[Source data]
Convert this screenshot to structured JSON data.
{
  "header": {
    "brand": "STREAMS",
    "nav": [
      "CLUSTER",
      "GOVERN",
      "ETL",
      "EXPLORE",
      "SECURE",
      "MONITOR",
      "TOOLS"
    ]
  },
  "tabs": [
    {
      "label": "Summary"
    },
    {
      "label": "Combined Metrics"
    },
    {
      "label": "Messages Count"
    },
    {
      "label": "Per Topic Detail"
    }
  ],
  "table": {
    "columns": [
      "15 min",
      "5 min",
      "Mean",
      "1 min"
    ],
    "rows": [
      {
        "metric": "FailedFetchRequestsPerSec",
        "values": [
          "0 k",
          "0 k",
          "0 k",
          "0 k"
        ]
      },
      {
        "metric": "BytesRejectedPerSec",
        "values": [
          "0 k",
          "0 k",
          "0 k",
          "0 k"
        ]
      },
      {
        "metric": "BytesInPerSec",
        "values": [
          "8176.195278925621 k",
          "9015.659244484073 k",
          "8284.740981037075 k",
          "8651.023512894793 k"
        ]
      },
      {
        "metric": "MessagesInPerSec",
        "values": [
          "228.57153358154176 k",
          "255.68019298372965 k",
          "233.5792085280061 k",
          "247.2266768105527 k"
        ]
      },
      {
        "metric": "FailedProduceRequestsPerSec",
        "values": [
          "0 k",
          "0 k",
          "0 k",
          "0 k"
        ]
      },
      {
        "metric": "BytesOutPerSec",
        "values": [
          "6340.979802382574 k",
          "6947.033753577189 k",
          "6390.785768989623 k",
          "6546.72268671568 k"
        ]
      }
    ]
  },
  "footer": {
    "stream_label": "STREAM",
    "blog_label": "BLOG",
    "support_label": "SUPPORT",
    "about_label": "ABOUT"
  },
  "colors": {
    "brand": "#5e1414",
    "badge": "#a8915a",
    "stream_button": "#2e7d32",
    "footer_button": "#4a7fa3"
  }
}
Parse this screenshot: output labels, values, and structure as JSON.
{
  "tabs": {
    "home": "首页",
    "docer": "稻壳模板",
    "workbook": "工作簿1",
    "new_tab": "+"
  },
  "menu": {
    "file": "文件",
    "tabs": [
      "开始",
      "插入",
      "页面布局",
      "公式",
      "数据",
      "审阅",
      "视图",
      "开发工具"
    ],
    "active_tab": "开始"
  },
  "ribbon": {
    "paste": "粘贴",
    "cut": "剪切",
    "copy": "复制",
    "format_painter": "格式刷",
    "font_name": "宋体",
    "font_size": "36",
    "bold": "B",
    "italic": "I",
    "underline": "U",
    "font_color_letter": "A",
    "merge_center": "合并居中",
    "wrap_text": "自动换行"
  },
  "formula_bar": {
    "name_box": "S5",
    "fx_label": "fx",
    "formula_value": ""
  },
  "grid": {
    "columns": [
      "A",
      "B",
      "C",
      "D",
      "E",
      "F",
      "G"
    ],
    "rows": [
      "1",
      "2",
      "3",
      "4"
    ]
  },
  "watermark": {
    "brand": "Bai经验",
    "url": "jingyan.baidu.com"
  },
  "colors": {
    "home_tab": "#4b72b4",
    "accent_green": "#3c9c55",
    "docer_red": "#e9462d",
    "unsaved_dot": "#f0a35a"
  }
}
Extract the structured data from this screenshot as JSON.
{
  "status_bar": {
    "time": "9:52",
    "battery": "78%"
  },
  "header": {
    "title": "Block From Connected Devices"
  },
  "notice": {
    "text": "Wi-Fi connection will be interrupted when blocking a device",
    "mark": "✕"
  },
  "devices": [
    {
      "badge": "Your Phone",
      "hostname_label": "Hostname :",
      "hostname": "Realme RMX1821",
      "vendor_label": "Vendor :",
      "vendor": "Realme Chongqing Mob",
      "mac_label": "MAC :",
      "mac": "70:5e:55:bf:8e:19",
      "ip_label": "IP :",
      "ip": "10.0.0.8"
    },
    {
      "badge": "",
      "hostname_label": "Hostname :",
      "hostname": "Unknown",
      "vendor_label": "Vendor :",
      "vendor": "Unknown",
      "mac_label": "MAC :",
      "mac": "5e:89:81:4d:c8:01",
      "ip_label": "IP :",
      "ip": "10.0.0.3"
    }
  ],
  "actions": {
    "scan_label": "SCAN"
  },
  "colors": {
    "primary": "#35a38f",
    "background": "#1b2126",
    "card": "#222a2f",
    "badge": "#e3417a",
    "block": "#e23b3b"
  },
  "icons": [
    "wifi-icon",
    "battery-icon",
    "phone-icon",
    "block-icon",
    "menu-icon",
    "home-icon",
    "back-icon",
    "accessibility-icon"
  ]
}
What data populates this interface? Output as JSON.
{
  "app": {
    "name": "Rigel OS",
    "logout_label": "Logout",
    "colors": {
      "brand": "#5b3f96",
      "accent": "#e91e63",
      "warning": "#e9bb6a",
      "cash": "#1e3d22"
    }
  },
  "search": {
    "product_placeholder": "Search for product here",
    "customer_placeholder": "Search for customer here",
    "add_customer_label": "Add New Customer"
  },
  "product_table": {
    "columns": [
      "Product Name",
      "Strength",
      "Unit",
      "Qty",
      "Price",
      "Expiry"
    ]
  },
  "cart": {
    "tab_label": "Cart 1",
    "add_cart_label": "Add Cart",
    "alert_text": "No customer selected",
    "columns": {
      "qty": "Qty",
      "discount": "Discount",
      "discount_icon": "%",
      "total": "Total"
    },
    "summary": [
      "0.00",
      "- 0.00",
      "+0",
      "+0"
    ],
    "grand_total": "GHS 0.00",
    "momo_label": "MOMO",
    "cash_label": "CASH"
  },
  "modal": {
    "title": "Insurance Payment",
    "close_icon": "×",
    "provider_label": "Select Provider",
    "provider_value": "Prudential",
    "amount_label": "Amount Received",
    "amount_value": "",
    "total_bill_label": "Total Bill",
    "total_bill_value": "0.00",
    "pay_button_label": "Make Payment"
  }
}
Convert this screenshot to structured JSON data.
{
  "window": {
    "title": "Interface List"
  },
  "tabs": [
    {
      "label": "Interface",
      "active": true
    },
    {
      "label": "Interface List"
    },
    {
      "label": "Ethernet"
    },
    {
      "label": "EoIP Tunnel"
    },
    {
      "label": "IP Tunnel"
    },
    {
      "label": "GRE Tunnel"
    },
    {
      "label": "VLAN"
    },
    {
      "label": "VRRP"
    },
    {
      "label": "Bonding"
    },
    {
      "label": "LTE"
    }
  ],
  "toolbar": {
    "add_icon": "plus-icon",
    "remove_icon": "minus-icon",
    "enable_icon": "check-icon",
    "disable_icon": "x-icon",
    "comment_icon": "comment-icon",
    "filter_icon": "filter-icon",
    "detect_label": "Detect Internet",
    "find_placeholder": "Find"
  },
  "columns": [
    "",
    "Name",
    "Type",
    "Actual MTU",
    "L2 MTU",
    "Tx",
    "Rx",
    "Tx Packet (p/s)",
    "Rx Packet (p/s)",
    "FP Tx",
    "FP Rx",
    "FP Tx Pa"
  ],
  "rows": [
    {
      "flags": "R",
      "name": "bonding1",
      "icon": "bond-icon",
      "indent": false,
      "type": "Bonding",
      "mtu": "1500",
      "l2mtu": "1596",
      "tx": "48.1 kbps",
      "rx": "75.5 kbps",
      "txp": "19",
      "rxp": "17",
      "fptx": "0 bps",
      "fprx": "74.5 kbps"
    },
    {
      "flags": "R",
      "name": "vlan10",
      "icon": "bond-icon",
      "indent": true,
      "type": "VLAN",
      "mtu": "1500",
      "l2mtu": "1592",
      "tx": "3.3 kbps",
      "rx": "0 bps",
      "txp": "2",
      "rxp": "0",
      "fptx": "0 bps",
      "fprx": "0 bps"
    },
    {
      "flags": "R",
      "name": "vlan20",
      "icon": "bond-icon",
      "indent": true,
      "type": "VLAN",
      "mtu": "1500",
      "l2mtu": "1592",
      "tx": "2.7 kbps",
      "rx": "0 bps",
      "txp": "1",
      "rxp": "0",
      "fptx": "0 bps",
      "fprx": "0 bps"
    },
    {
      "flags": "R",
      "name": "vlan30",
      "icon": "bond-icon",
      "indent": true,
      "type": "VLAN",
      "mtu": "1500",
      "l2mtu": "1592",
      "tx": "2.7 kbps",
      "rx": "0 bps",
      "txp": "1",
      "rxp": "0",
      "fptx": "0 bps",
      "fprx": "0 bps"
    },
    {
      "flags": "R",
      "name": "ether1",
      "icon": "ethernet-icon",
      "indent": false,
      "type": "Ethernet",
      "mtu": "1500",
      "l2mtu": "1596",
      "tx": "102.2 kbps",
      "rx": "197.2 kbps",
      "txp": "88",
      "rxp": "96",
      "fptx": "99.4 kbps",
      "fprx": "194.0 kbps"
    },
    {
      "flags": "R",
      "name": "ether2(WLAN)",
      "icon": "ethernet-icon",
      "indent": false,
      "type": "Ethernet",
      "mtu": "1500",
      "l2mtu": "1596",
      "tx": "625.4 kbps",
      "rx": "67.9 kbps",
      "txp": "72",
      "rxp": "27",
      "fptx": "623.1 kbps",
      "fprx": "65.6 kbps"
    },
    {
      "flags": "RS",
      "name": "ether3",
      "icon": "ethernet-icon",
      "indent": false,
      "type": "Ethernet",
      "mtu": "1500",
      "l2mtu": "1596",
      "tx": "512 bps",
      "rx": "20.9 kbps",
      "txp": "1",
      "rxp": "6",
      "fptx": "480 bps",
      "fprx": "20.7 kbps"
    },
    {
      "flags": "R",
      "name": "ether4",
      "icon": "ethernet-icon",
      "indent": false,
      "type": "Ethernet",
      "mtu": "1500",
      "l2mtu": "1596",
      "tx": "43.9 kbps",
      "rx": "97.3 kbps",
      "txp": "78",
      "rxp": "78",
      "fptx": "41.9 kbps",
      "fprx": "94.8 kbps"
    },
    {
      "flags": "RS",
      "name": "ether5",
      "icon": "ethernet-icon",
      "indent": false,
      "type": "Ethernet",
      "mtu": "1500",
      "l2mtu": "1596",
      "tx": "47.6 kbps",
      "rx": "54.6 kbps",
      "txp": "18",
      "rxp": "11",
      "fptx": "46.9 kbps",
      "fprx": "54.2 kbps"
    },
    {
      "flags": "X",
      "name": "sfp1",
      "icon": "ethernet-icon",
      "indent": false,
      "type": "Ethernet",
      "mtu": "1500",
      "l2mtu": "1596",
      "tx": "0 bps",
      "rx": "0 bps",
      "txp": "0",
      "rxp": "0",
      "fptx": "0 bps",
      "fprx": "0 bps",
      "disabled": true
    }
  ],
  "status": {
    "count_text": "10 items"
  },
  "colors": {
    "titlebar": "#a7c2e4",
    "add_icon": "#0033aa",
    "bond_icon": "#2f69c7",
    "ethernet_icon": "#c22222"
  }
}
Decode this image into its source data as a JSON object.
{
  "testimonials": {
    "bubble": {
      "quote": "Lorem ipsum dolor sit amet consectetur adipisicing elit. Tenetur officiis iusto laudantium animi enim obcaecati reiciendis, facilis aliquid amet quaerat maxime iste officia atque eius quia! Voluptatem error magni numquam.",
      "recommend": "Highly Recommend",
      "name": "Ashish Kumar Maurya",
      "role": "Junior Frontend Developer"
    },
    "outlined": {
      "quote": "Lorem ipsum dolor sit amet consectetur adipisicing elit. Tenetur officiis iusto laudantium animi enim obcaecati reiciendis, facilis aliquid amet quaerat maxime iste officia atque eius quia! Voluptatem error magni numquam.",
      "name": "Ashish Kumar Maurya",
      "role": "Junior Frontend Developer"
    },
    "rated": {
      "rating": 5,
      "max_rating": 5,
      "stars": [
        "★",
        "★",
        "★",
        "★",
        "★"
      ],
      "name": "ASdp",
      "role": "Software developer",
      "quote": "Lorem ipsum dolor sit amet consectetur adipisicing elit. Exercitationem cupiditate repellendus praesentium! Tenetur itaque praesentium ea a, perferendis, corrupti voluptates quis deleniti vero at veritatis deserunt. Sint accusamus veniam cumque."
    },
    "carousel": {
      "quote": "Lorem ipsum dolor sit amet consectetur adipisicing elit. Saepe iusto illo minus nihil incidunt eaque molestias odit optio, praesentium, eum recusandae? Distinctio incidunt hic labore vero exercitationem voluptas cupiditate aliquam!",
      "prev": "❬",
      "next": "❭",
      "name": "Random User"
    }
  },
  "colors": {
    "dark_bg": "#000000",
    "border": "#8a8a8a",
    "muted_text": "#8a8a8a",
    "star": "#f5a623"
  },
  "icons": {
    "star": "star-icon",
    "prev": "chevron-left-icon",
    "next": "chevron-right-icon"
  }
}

--- Task to complete ---
Provide the number of lines in these entries that hold the word "elit", without any accompanying text.

--- Finished answer ---
4